SET TASK | Go through the records and show each line where the word "text" occurs.

· · · · ·

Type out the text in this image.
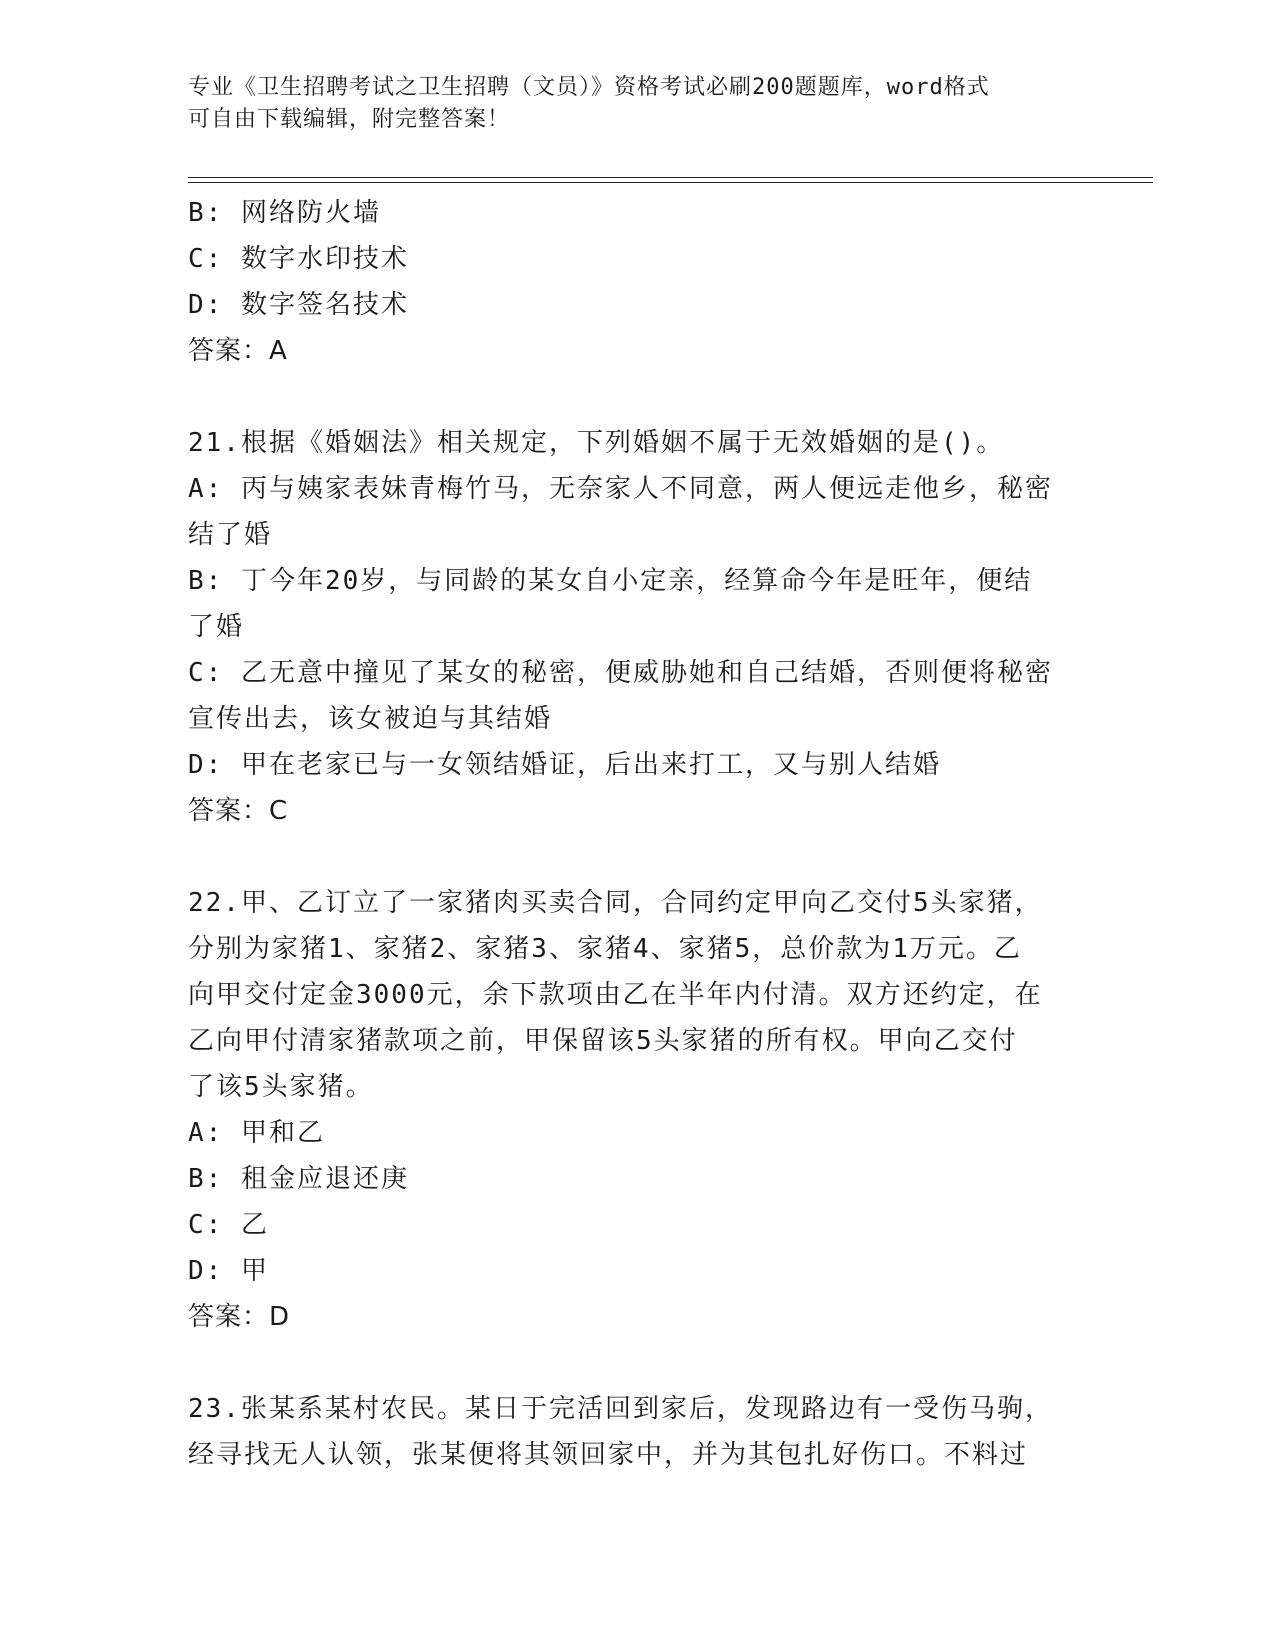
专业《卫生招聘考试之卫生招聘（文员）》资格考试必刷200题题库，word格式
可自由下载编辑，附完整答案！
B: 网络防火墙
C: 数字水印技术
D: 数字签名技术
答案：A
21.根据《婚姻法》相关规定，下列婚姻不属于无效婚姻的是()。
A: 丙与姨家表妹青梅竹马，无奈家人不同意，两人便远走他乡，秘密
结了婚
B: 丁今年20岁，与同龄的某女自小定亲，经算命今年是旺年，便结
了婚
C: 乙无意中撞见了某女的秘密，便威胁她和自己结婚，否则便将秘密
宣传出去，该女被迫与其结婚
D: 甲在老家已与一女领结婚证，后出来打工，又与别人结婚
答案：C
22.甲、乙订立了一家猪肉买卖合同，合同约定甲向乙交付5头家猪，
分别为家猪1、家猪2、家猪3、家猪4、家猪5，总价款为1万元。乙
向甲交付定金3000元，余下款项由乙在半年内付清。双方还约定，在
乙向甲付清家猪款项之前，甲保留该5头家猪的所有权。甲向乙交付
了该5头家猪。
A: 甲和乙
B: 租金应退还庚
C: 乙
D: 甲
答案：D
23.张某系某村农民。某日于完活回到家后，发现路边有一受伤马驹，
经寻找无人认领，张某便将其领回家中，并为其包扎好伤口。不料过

· · · · ·

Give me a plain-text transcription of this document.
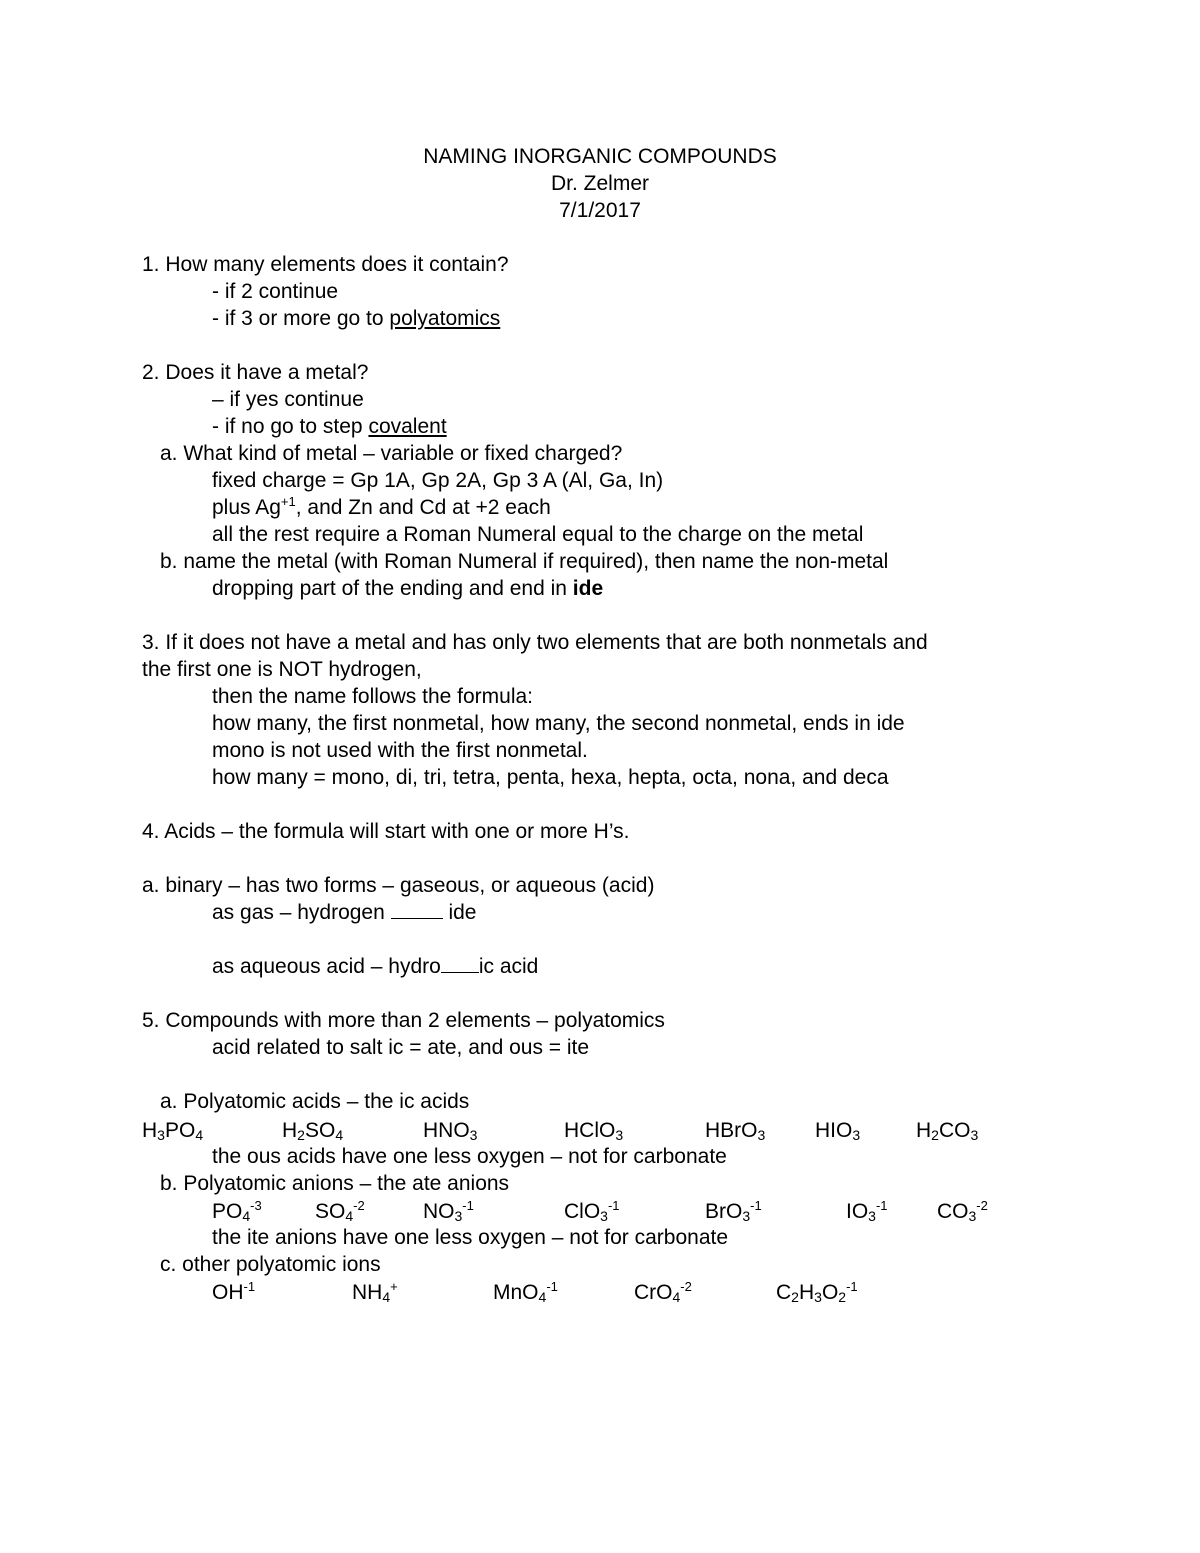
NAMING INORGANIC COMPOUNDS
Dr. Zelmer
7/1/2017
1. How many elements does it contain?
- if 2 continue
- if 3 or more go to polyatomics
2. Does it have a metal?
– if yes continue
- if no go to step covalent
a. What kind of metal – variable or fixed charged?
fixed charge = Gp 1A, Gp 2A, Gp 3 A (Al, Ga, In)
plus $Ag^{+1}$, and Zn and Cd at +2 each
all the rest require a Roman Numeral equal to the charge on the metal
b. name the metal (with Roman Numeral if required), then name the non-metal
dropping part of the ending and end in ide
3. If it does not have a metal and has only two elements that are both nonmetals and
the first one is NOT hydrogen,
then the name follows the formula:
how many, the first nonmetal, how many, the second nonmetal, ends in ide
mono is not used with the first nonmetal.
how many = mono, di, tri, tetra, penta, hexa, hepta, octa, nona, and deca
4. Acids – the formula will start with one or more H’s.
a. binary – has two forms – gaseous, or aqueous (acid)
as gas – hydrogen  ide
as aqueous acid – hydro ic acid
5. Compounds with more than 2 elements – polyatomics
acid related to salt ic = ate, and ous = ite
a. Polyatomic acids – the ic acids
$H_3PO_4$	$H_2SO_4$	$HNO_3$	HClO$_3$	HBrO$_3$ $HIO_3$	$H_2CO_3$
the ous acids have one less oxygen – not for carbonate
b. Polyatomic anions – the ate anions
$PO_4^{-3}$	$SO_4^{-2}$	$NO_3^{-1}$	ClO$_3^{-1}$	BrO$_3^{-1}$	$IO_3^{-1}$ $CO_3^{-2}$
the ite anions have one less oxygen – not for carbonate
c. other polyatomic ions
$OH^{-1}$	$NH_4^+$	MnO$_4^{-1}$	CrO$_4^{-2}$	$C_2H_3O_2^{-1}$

· · · · ·

ANSWER |
Type out the text in this image.
Give me a plain-text transcription of this document.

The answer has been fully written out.